# Reading passage:
◆ ◆ ◆

There is, in short, no unique solution to the problem of defining the requirements for an operating system. The wide range of systems in existence shows that different requirements can result in a large variety of solutions for different environments. For example, the requirements for VxWorks, a realtime operating system for embedded systems, must have been substantially different from those for MVS, a large multiuser, multiaccess operating system for IBM mainframes. Specifying and designing an operating system is a highly creative task. Although no textbook can tell you how to do it, general principles have been developed in the field of software engineering, and we turn now to a discussion of some of these principles.
Mechanisms and Policies
One important principle is the separation of policy from mechanism. Mechanisms determine how to do something; policies determine what will be done. For example, the timer construct (see Section 1.5.2) is a mechanism for ensuring CPU protection, but deciding how long the timer is to be set for a particular user is a policy decision. The separation of policy and mechanism is important for flexibility. Policies are likely to change across places or over time. In the worst case, each change in policy would require a change in the underlying mechanism. A general mechanism insensitive to changes in policy would be more desirable. A change in policy would then require redefinition of only certain parameters of the system. For instance, consider a mechanism for giving priority to certain types of programs over others. If the mechanism is properly separated from policy, it can be used to support a policy decision that I/O-intensive programs should have priority over CPU-intensive ones or to support the opposite policy. Microkernel-based operating systems (Section 2.7.3) take the separation of mechanism and policy to one extreme by implementing a basic set of primitive building blocks. These blocks are almost policy free, allowing more advanced mechanisms and policies to be added via user-created kernel modules or via user programs themselves.

◆ ◆ ◆

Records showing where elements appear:

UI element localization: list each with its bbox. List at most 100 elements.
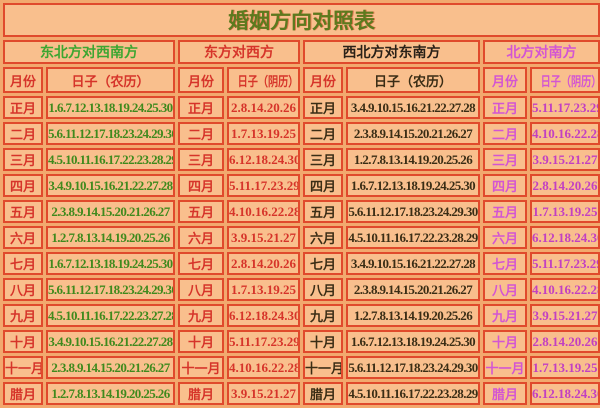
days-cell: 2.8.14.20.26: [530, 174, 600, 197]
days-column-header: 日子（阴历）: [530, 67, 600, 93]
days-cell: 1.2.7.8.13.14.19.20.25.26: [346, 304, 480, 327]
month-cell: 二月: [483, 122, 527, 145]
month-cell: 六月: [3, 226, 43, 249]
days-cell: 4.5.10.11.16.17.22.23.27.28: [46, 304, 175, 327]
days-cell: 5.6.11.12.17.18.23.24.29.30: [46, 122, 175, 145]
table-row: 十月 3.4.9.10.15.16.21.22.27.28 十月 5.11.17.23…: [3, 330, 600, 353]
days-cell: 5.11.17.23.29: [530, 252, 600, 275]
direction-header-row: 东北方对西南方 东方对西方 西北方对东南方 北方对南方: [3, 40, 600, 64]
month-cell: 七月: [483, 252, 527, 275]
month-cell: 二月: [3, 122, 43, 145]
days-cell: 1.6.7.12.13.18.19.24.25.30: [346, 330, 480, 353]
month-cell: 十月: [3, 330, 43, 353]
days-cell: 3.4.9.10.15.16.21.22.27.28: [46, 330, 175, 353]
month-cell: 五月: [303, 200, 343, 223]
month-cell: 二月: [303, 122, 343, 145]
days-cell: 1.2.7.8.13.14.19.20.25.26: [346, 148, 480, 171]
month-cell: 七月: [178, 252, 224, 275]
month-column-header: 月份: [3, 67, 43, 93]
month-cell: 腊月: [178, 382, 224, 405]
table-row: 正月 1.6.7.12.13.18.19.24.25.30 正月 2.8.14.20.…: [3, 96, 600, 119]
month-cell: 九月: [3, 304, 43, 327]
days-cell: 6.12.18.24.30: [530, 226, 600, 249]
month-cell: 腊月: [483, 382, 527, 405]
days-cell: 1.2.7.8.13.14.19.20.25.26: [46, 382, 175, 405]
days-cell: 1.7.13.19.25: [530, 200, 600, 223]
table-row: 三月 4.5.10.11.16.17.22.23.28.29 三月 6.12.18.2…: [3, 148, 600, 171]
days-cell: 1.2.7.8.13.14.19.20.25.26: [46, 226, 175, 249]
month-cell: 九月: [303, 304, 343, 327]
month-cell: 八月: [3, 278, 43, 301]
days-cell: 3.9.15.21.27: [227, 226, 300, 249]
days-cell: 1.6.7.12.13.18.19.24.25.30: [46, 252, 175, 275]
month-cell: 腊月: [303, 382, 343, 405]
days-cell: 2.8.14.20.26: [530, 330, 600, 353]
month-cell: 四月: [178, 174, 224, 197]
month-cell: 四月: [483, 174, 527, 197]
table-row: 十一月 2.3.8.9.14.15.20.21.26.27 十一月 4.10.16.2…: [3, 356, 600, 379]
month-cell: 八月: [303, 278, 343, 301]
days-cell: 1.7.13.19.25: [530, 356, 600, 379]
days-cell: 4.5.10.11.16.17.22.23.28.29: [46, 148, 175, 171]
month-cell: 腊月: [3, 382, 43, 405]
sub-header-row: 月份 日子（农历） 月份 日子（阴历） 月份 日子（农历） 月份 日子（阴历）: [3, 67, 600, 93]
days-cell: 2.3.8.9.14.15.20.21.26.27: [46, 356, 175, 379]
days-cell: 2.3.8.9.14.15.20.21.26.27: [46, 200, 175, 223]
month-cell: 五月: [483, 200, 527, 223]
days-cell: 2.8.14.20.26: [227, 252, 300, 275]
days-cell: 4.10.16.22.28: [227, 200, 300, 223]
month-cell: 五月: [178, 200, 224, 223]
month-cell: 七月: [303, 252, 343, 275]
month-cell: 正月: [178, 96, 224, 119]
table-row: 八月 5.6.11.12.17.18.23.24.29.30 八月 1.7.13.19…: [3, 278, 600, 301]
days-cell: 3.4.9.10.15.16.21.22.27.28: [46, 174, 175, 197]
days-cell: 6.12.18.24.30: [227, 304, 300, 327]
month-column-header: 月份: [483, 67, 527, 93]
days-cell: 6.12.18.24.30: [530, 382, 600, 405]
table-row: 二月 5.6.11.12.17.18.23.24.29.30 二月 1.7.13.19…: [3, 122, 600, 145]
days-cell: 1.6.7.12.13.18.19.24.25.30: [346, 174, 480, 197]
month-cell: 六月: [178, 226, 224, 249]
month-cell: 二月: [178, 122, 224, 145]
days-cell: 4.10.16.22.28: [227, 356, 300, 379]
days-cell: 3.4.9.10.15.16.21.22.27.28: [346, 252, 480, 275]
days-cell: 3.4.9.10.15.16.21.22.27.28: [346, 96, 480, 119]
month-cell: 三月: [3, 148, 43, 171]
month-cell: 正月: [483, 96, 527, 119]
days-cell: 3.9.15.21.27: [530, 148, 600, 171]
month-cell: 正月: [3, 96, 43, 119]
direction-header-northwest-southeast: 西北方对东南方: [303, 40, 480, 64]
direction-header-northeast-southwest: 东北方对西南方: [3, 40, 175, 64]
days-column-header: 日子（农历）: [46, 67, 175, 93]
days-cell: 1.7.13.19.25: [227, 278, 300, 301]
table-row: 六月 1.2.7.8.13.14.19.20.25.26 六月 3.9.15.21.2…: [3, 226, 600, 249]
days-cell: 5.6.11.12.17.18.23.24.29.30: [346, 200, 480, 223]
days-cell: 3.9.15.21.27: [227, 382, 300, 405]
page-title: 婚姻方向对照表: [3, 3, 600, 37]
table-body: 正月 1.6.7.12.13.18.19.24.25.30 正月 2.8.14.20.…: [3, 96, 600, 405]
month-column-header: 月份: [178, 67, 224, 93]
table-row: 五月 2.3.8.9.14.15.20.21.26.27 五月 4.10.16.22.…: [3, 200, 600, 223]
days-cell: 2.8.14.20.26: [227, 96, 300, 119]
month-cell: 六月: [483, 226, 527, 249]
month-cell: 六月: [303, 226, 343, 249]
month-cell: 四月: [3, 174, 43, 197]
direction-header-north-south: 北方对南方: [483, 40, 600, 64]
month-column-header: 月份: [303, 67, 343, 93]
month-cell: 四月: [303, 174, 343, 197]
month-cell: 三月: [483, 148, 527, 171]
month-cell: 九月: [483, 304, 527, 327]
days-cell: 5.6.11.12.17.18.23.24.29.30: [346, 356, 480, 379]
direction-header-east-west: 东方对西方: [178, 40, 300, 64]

◆ ◆ ◆

# Problem set:
A. Answer these questions from the operating system design passage:
(i) Which operating system does it describe as a realtime operating system for embedded systems?
(ii) What do policies determine?
(iii) Which operating systems take the separation of mechanism and policy to one extreme?
B. Continue the operating system design passage from the point where it stops.
The data above comes from a separate source and is unrelated to the operating system design passage.

# Per-task outputs:
A.
(i) VxWorks
(ii) What will be done
(iii) Microkernel-based operating systems

B.
As an example, consider the history of UNIX. At first, it had a time-sharing scheduler. In the latest version of Solaris, scheduling is controlled by loadable tables. Depending on the table currently loaded, the system can be time shared, batch processing, real time, fair share, or any combination. Making the scheduling mechanism general purpose allows vast policy changes to be made with a single load-new-table command. At the other extreme is a system such as Windows, in which both mechanism and policy are encoded in the system to enforce a global look and feel. All applications have similar interfaces, because the interface itself is built into the kernel and system libraries. The Mac OS X operating system has similar functionality. Policy decisions are important for all resource allocation. Whenever it is necessary to decide whether or not to allocate a resource, a policy decision must be made. Whenever the question is how rather than what, it is a mechanism that must be determined.
Once an operating system is designed, it must be implemented. Traditionally, operating systems have been written in assembly language. Now, however, they are most commonly written in higher-level languages such as C or C++. The first system that was not written in assembly language was probably the Master Control Program (MCP) for Burroughs computers. MCP was written in a variant of ALGOL. MULTICS, developed at MIT, was written mainly in PL/1.
The Linux and Windows XP operating systems are written mostly in C, although there are some small sections of assembly code for device drivers and for saving and restoring the state of registers. The advantages of using a higher-level language, or at least a systemsimplementation language, for implementing operating systems are the same as those accrued when the language is used for application programs: The code can be written faster, is more compact, and is easier to understand and debug. In addition, improvements in compiler technology will improve the generated code for the entire operating system by simple recompilation. Finally, an operating system is far easier to port—to move to some other hardware— if it is written in a higher-level language.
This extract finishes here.